* _WHAT TO PRODUCE_: Copy the entries word for word, starting at the one that contains "highlighted-term: jeden akson" and ending at the one that contains "taste-structure-heading: Budowa narządu".

* START RECORDS FOR THE EXERCISE *

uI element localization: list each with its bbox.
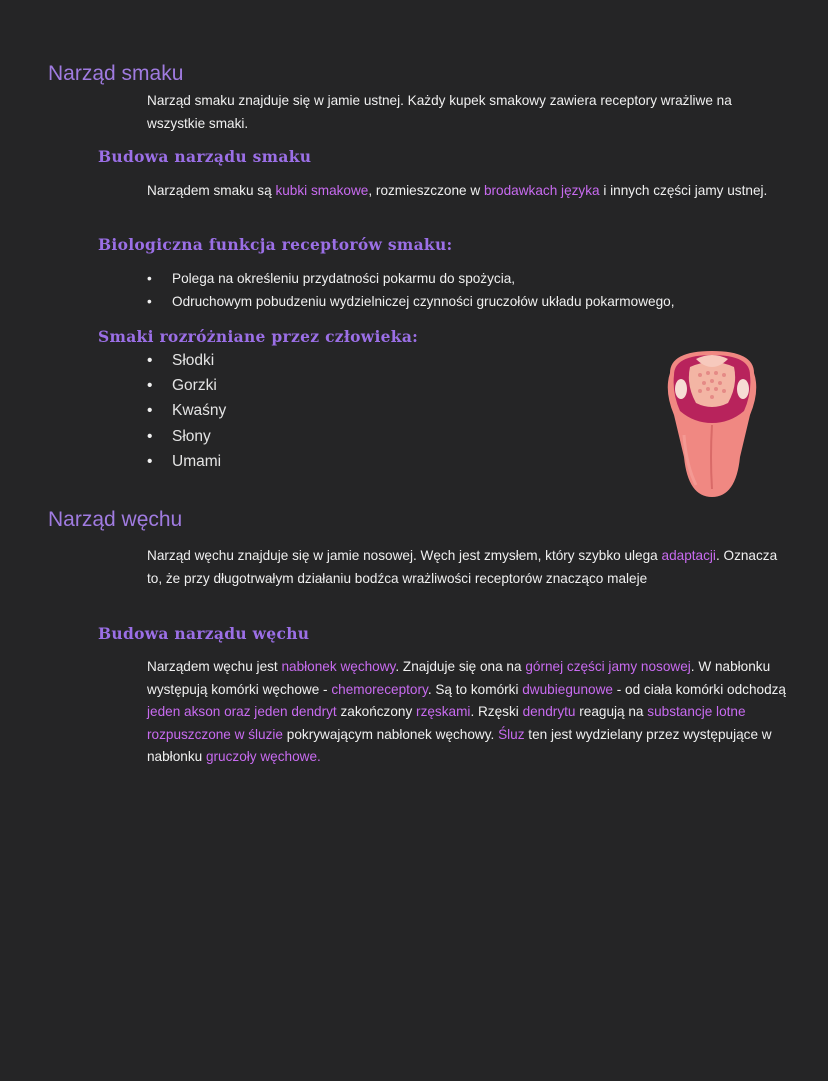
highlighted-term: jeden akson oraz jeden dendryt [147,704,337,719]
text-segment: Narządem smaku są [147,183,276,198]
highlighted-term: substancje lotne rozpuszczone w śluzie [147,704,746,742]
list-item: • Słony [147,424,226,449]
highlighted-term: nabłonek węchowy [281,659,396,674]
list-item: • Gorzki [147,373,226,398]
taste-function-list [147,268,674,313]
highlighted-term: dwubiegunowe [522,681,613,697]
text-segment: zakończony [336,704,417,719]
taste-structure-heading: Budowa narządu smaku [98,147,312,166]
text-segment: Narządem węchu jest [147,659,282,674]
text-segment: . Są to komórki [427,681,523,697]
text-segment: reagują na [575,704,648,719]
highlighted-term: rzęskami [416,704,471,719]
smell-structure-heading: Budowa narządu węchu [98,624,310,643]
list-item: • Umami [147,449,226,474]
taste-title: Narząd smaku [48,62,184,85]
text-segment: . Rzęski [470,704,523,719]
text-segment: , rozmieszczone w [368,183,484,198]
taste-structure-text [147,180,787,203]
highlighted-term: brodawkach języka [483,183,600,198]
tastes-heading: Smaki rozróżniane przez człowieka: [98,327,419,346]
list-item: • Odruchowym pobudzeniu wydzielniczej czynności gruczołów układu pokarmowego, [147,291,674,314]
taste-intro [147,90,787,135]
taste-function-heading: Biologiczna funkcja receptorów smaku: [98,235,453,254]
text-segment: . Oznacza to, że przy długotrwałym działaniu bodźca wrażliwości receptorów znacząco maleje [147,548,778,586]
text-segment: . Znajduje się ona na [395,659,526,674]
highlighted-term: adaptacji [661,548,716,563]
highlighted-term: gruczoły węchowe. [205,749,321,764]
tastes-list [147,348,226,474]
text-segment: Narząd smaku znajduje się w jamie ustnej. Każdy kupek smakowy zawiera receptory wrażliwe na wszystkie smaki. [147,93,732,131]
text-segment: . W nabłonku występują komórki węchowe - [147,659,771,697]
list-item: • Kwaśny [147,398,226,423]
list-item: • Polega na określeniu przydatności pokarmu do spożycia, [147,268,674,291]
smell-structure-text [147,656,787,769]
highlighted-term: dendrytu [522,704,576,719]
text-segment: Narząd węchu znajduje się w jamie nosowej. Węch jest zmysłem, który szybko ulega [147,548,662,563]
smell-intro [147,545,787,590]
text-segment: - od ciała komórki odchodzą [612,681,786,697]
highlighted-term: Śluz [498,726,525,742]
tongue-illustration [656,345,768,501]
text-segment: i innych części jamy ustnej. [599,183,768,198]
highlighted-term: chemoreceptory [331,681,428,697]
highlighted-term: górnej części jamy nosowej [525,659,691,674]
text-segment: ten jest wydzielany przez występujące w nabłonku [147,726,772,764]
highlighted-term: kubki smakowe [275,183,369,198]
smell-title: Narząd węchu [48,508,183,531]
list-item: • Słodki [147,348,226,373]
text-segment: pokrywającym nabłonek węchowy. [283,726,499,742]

* END RECORDS FOR THE EXERCISE *
* START RECORDS FOR THE EXERCISE *

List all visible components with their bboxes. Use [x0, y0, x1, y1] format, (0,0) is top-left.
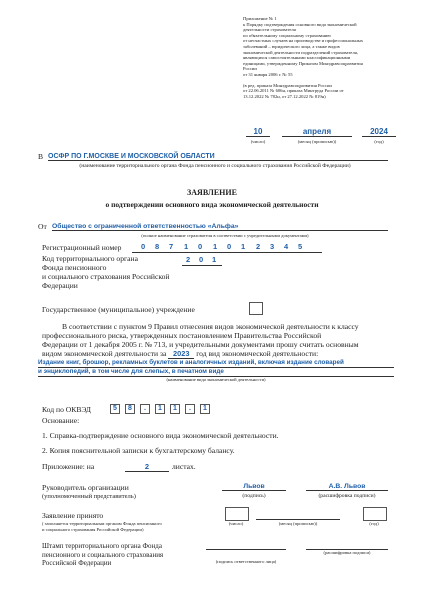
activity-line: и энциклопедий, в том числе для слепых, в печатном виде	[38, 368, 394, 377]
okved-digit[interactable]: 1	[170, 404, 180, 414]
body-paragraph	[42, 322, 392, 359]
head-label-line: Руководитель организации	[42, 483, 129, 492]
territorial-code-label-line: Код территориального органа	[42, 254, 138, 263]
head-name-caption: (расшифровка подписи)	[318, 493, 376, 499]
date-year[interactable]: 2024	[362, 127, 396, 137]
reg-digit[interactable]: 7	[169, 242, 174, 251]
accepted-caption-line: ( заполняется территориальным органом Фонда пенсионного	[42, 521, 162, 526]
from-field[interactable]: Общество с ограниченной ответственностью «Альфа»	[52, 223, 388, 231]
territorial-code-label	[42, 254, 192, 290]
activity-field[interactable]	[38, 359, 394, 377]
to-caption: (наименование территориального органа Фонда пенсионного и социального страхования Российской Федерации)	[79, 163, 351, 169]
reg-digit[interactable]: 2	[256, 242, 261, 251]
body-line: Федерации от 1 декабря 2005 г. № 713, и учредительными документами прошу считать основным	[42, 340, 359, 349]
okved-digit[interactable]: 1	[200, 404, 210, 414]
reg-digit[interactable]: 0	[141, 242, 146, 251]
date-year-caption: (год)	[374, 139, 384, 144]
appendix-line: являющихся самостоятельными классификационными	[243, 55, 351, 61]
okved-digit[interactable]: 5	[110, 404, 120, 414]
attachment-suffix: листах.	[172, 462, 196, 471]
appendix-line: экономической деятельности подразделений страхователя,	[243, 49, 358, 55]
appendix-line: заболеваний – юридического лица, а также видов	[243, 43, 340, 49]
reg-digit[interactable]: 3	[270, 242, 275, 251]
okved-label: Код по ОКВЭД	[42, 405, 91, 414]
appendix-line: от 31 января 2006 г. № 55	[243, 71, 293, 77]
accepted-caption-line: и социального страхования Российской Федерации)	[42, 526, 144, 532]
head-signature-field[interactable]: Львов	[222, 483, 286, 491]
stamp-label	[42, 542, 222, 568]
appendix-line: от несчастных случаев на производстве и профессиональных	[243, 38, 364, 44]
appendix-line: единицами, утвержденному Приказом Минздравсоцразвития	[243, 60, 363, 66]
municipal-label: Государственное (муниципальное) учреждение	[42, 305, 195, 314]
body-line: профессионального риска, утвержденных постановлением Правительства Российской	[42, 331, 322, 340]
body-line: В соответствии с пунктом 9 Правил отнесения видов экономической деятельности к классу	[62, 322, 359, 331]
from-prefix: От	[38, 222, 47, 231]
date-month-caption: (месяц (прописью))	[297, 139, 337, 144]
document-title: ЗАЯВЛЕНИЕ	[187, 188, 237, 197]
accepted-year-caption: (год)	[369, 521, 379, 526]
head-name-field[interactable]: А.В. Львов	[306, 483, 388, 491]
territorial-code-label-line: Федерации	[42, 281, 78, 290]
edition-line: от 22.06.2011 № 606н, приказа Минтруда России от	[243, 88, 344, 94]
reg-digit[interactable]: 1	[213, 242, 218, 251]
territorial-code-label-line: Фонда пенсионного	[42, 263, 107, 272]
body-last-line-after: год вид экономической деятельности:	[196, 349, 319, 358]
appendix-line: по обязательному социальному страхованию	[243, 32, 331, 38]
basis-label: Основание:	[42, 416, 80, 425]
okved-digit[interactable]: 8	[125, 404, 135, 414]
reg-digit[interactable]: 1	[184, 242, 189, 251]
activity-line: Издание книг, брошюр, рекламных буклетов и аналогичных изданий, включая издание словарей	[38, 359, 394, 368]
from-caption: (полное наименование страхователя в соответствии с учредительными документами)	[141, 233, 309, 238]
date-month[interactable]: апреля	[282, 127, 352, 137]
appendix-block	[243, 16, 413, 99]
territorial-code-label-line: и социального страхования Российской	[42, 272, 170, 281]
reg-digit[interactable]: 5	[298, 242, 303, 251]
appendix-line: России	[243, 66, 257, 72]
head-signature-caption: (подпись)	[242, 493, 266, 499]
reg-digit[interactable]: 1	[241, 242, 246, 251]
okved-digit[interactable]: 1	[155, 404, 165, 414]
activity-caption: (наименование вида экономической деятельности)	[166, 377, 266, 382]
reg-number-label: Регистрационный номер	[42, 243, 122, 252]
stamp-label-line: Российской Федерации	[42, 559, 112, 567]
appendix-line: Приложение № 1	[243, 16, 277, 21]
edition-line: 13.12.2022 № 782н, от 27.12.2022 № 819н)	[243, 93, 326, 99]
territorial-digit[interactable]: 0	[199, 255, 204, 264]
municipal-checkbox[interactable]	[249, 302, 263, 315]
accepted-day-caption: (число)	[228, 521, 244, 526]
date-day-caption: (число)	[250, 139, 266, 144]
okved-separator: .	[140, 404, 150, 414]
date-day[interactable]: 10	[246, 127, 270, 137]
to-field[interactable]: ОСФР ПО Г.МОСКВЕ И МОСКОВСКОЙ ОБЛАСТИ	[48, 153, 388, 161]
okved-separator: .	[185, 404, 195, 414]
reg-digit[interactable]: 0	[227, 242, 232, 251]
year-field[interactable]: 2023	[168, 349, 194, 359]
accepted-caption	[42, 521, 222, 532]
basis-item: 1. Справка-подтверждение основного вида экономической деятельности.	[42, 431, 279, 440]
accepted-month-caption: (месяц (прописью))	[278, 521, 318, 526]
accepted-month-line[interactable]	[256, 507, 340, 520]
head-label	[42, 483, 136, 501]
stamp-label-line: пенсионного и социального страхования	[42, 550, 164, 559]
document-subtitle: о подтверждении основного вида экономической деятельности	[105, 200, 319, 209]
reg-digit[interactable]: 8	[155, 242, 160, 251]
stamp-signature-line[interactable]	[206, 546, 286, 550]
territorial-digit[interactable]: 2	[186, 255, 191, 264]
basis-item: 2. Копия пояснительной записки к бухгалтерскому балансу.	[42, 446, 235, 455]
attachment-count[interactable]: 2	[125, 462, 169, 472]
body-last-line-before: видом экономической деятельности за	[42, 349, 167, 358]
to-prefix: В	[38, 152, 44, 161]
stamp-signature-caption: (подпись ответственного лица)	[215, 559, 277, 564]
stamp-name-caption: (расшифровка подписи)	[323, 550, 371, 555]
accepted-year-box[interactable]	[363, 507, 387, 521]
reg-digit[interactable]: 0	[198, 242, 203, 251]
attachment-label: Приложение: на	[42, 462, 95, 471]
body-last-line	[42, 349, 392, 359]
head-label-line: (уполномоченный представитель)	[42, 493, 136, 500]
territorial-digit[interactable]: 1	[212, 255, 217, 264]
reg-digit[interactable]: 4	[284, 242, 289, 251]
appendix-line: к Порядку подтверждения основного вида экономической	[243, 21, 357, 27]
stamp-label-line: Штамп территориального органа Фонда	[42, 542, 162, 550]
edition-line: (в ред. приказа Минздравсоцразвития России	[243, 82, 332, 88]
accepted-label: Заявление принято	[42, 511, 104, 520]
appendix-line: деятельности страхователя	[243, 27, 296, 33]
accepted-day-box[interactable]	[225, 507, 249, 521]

* END RECORDS FOR THE EXERCISE *

* _RESPONSE BELOW_:
highlighted-term: jeden akson oraz jeden dendryt [147,704,337,719]
text-segment: Narządem smaku są [147,183,276,198]
highlighted-term: substancje lotne rozpuszczone w śluzie [147,704,746,742]
list-item: • Słony [147,424,226,449]
highlighted-term: nabłonek węchowy [281,659,396,674]
list-item: • Gorzki [147,373,226,398]
taste-function-list [147,268,674,313]
highlighted-term: dwubiegunowe [522,681,613,697]
text-segment: zakończony [336,704,417,719]
taste-structure-heading: Budowa narządu smaku [98,147,312,166]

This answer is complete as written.